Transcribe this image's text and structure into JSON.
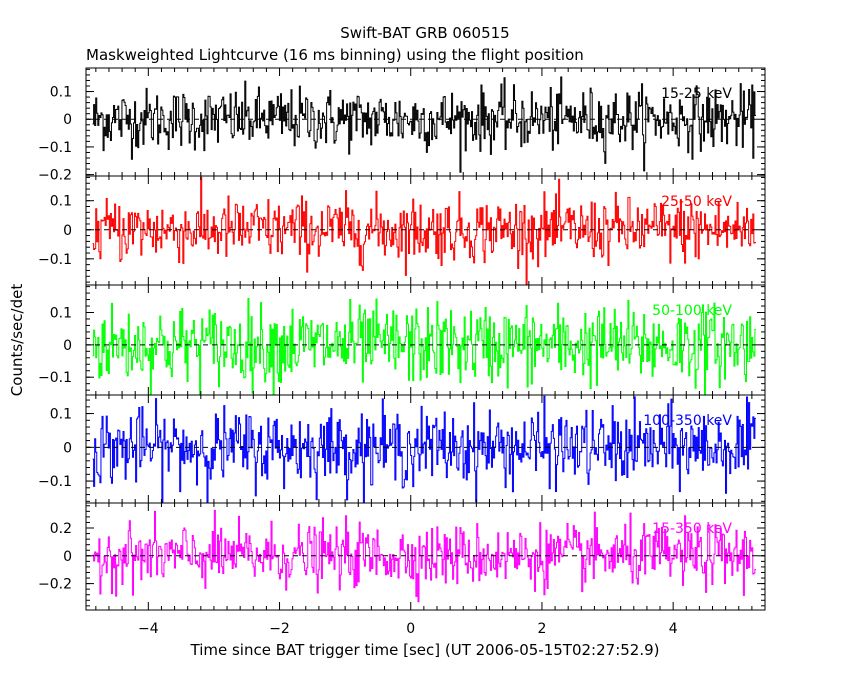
{
  "chart_data": {
    "type": "line",
    "title": "Swift-BAT GRB 060515",
    "subtitle": "Maskweighted Lightcurve (16 ms binning) using the flight position",
    "xlabel": "Time since BAT trigger time [sec] (UT 2006-05-15T02:27:52.9)",
    "ylabel": "Counts/sec/det",
    "xlim": [
      -4.95,
      5.4
    ],
    "x_ticks": [
      -4,
      -2,
      0,
      2,
      4
    ],
    "x_tick_labels": [
      "−4",
      "−2",
      "0",
      "2",
      "4"
    ],
    "time_range": [
      -4.85,
      5.25
    ],
    "bin_width": 0.016,
    "grid": false,
    "panels": [
      {
        "name": "15-25 keV",
        "color": "#000000",
        "ylim": [
          -0.205,
          0.185
        ],
        "yticks": [
          0.1,
          0,
          -0.1,
          -0.2
        ],
        "ytick_labels": [
          "0.1",
          "0",
          "−0.1",
          "−0.2"
        ],
        "noise_sigma": 0.055
      },
      {
        "name": "25-50 keV",
        "color": "#ff0000",
        "ylim": [
          -0.19,
          0.185
        ],
        "yticks": [
          0.1,
          0,
          -0.1
        ],
        "ytick_labels": [
          "0.1",
          "0",
          "−0.1"
        ],
        "noise_sigma": 0.055
      },
      {
        "name": "50-100 keV",
        "color": "#00ff00",
        "ylim": [
          -0.155,
          0.185
        ],
        "yticks": [
          0.1,
          0,
          -0.1
        ],
        "ytick_labels": [
          "0.1",
          "0",
          "−0.1"
        ],
        "noise_sigma": 0.06
      },
      {
        "name": "100-350 keV",
        "color": "#0000ff",
        "ylim": [
          -0.165,
          0.155
        ],
        "yticks": [
          0.1,
          0,
          -0.1
        ],
        "ytick_labels": [
          "0.1",
          "0",
          "−0.1"
        ],
        "noise_sigma": 0.055
      },
      {
        "name": "15-350 keV",
        "color": "#ff00ff",
        "ylim": [
          -0.39,
          0.38
        ],
        "yticks": [
          0.2,
          0,
          -0.2
        ],
        "ytick_labels": [
          "0.2",
          "0",
          "−0.2"
        ],
        "noise_sigma": 0.11
      }
    ]
  }
}
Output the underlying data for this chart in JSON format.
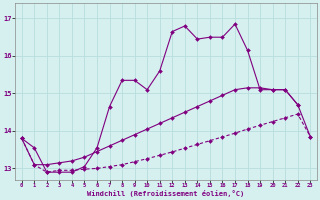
{
  "xlabel": "Windchill (Refroidissement éolien,°C)",
  "background_color": "#d6f0f0",
  "grid_color": "#b0d8d8",
  "line_color": "#800080",
  "xlim": [
    -0.5,
    23.5
  ],
  "ylim": [
    12.7,
    17.4
  ],
  "xticks": [
    0,
    1,
    2,
    3,
    4,
    5,
    6,
    7,
    8,
    9,
    10,
    11,
    12,
    13,
    14,
    15,
    16,
    17,
    18,
    19,
    20,
    21,
    22,
    23
  ],
  "yticks": [
    13,
    14,
    15,
    16,
    17
  ],
  "line1_x": [
    0,
    1,
    2,
    3,
    4,
    5,
    6,
    7,
    8,
    9,
    10,
    11,
    12,
    13,
    14,
    15,
    16,
    17,
    18,
    19,
    20,
    21,
    22
  ],
  "line1_y": [
    13.8,
    13.55,
    12.9,
    12.9,
    12.9,
    13.05,
    13.55,
    14.65,
    15.35,
    15.35,
    15.1,
    15.6,
    16.65,
    16.8,
    16.45,
    16.5,
    16.5,
    16.85,
    16.15,
    15.1,
    15.1,
    15.1,
    14.7
  ],
  "line2_x": [
    0,
    1,
    2,
    3,
    4,
    5,
    6,
    7,
    8,
    9,
    10,
    11,
    12,
    13,
    14,
    15,
    16,
    17,
    18,
    19,
    20,
    21,
    22,
    23
  ],
  "line2_y": [
    13.8,
    13.1,
    13.1,
    13.15,
    13.2,
    13.3,
    13.45,
    13.6,
    13.75,
    13.9,
    14.05,
    14.2,
    14.35,
    14.5,
    14.65,
    14.8,
    14.95,
    15.1,
    15.15,
    15.15,
    15.1,
    15.1,
    14.7,
    13.85
  ],
  "line3_x": [
    0,
    1,
    2,
    3,
    4,
    5,
    6,
    7,
    8,
    9,
    10,
    11,
    12,
    13,
    14,
    15,
    16,
    17,
    18,
    19,
    20,
    21,
    22,
    23
  ],
  "line3_y": [
    13.8,
    13.1,
    12.9,
    12.95,
    12.95,
    12.98,
    13.0,
    13.05,
    13.1,
    13.18,
    13.26,
    13.35,
    13.44,
    13.54,
    13.64,
    13.74,
    13.84,
    13.94,
    14.05,
    14.15,
    14.25,
    14.35,
    14.45,
    13.85
  ]
}
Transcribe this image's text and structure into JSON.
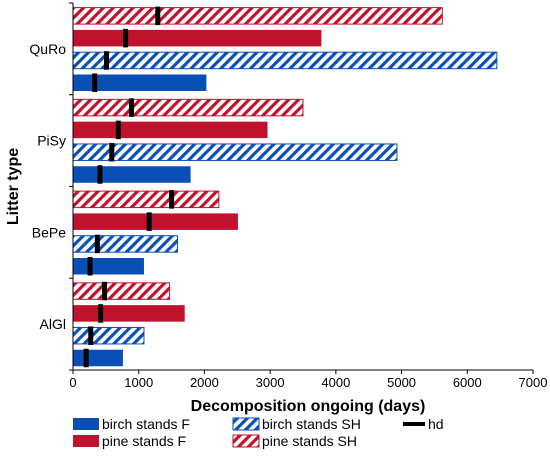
{
  "chart_data": {
    "type": "bar",
    "orientation": "horizontal",
    "xlabel": "Decomposition ongoing (days)",
    "ylabel": "Litter type",
    "xlim": [
      0,
      7000
    ],
    "xticks": [
      0,
      1000,
      2000,
      3000,
      4000,
      5000,
      6000,
      7000
    ],
    "grid": false,
    "legend_position": "bottom",
    "categories": [
      "AlGl",
      "BePe",
      "PiSy",
      "QuRo"
    ],
    "colors": {
      "blue": "#0a4fb5",
      "red": "#c0122c",
      "black": "#000000"
    },
    "series": [
      {
        "name": "birch stands F",
        "pattern": "solid",
        "color": "#0a4fb5",
        "values": [
          760,
          1080,
          1790,
          2030
        ]
      },
      {
        "name": "birch stands SH",
        "pattern": "hatched",
        "color": "#0a4fb5",
        "values": [
          1080,
          1590,
          4930,
          6450
        ]
      },
      {
        "name": "pine stands F",
        "pattern": "solid",
        "color": "#c0122c",
        "values": [
          1700,
          2510,
          2960,
          3780
        ]
      },
      {
        "name": "pine stands SH",
        "pattern": "hatched",
        "color": "#c0122c",
        "values": [
          1470,
          2220,
          3500,
          5620
        ]
      }
    ],
    "hd": {
      "name": "hd",
      "values": [
        [
          200,
          260,
          410,
          330
        ],
        [
          270,
          370,
          590,
          510
        ],
        [
          420,
          1160,
          690,
          800
        ],
        [
          480,
          1500,
          890,
          1290
        ]
      ]
    }
  }
}
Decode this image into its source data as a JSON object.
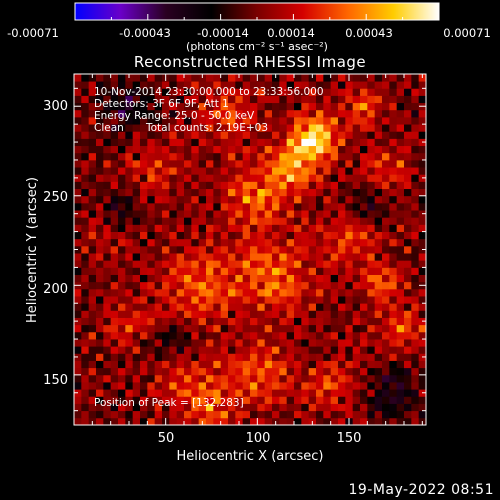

____

• **Task directions**
Write out again every line above exactly as given; the pictures do not belong in the copy.

• **Response to this task**
Transcribe this image's text and structure into JSON.
{
  "chart_data": {
    "type": "line",
    "title": "Swift-BAT GRB 060515",
    "subtitle": "Maskweighted Lightcurve (16 ms binning) using the flight position",
    "xlabel": "Time since BAT trigger time [sec] (UT 2006-05-15T02:27:52.9)",
    "ylabel": "Counts/sec/det",
    "xlim": [
      -4.95,
      5.4
    ],
    "x_ticks": [
      -4,
      -2,
      0,
      2,
      4
    ],
    "x_tick_labels": [
      "−4",
      "−2",
      "0",
      "2",
      "4"
    ],
    "time_range": [
      -4.85,
      5.25
    ],
    "bin_width": 0.016,
    "grid": false,
    "panels": [
      {
        "name": "15-25 keV",
        "color": "#000000",
        "ylim": [
          -0.205,
          0.185
        ],
        "yticks": [
          0.1,
          0,
          -0.1,
          -0.2
        ],
        "ytick_labels": [
          "0.1",
          "0",
          "−0.1",
          "−0.2"
        ],
        "noise_sigma": 0.055
      },
      {
        "name": "25-50 keV",
        "color": "#ff0000",
        "ylim": [
          -0.19,
          0.185
        ],
        "yticks": [
          0.1,
          0,
          -0.1
        ],
        "ytick_labels": [
          "0.1",
          "0",
          "−0.1"
        ],
        "noise_sigma": 0.055
      },
      {
        "name": "50-100 keV",
        "color": "#00ff00",
        "ylim": [
          -0.155,
          0.185
        ],
        "yticks": [
          0.1,
          0,
          -0.1
        ],
        "ytick_labels": [
          "0.1",
          "0",
          "−0.1"
        ],
        "noise_sigma": 0.06
      },
      {
        "name": "100-350 keV",
        "color": "#0000ff",
        "ylim": [
          -0.165,
          0.155
        ],
        "yticks": [
          0.1,
          0,
          -0.1
        ],
        "ytick_labels": [
          "0.1",
          "0",
          "−0.1"
        ],
        "noise_sigma": 0.055
      },
      {
        "name": "15-350 keV",
        "color": "#ff00ff",
        "ylim": [
          -0.39,
          0.38
        ],
        "yticks": [
          0.2,
          0,
          -0.2
        ],
        "ytick_labels": [
          "0.2",
          "0",
          "−0.2"
        ],
        "noise_sigma": 0.11
      }
    ]
  }
}
Output the underlying data for this chart in JSON format.
{
  "xlabel": "Windchill (Refroidissement éolien,°C)",
  "background_color": "#d6f0f0",
  "grid_color": "#b0d8d8",
  "line_color": "#800080",
  "xlim": [
    -0.5,
    23.5
  ],
  "ylim": [
    12.7,
    17.4
  ],
  "xticks": [
    0,
    1,
    2,
    3,
    4,
    5,
    6,
    7,
    8,
    9,
    10,
    11,
    12,
    13,
    14,
    15,
    16,
    17,
    18,
    19,
    20,
    21,
    22,
    23
  ],
  "yticks": [
    13,
    14,
    15,
    16,
    17
  ],
  "line1_x": [
    0,
    1,
    2,
    3,
    4,
    5,
    6,
    7,
    8,
    9,
    10,
    11,
    12,
    13,
    14,
    15,
    16,
    17,
    18,
    19,
    20,
    21,
    22
  ],
  "line1_y": [
    13.8,
    13.55,
    12.9,
    12.9,
    12.9,
    13.05,
    13.55,
    14.65,
    15.35,
    15.35,
    15.1,
    15.6,
    16.65,
    16.8,
    16.45,
    16.5,
    16.5,
    16.85,
    16.15,
    15.1,
    15.1,
    15.1,
    14.7
  ],
  "line2_x": [
    0,
    1,
    2,
    3,
    4,
    5,
    6,
    7,
    8,
    9,
    10,
    11,
    12,
    13,
    14,
    15,
    16,
    17,
    18,
    19,
    20,
    21,
    22,
    23
  ],
  "line2_y": [
    13.8,
    13.1,
    13.1,
    13.15,
    13.2,
    13.3,
    13.45,
    13.6,
    13.75,
    13.9,
    14.05,
    14.2,
    14.35,
    14.5,
    14.65,
    14.8,
    14.95,
    15.1,
    15.15,
    15.15,
    15.1,
    15.1,
    14.7,
    13.85
  ],
  "line3_x": [
    0,
    1,
    2,
    3,
    4,
    5,
    6,
    7,
    8,
    9,
    10,
    11,
    12,
    13,
    14,
    15,
    16,
    17,
    18,
    19,
    20,
    21,
    22,
    23
  ],
  "line3_y": [
    13.8,
    13.1,
    12.9,
    12.95,
    12.95,
    12.98,
    13.0,
    13.05,
    13.1,
    13.18,
    13.26,
    13.35,
    13.44,
    13.54,
    13.64,
    13.74,
    13.84,
    13.94,
    14.05,
    14.15,
    14.25,
    14.35,
    14.45,
    13.85
  ]
}
Transcribe this image's text and structure into JSON.
{
  "chart_data": {
    "type": "bar",
    "orientation": "horizontal",
    "xlabel": "Decomposition ongoing (days)",
    "ylabel": "Litter type",
    "xlim": [
      0,
      7000
    ],
    "xticks": [
      0,
      1000,
      2000,
      3000,
      4000,
      5000,
      6000,
      7000
    ],
    "grid": false,
    "legend_position": "bottom",
    "categories": [
      "AlGl",
      "BePe",
      "PiSy",
      "QuRo"
    ],
    "colors": {
      "blue": "#0a4fb5",
      "red": "#c0122c",
      "black": "#000000"
    },
    "series": [
      {
        "name": "birch stands F",
        "pattern": "solid",
        "color": "#0a4fb5",
        "values": [
          760,
          1080,
          1790,
          2030
        ]
      },
      {
        "name": "birch stands SH",
        "pattern": "hatched",
        "color": "#0a4fb5",
        "values": [
          1080,
          1590,
          4930,
          6450
        ]
      },
      {
        "name": "pine stands F",
        "pattern": "solid",
        "color": "#c0122c",
        "values": [
          1700,
          2510,
          2960,
          3780
        ]
      },
      {
        "name": "pine stands SH",
        "pattern": "hatched",
        "color": "#c0122c",
        "values": [
          1470,
          2220,
          3500,
          5620
        ]
      }
    ],
    "hd": {
      "name": "hd",
      "values": [
        [
          200,
          260,
          410,
          330
        ],
        [
          270,
          370,
          590,
          510
        ],
        [
          420,
          1160,
          690,
          800
        ],
        [
          480,
          1500,
          890,
          1290
        ]
      ]
    }
  }
}
Decode this image into its source data as a JSON object.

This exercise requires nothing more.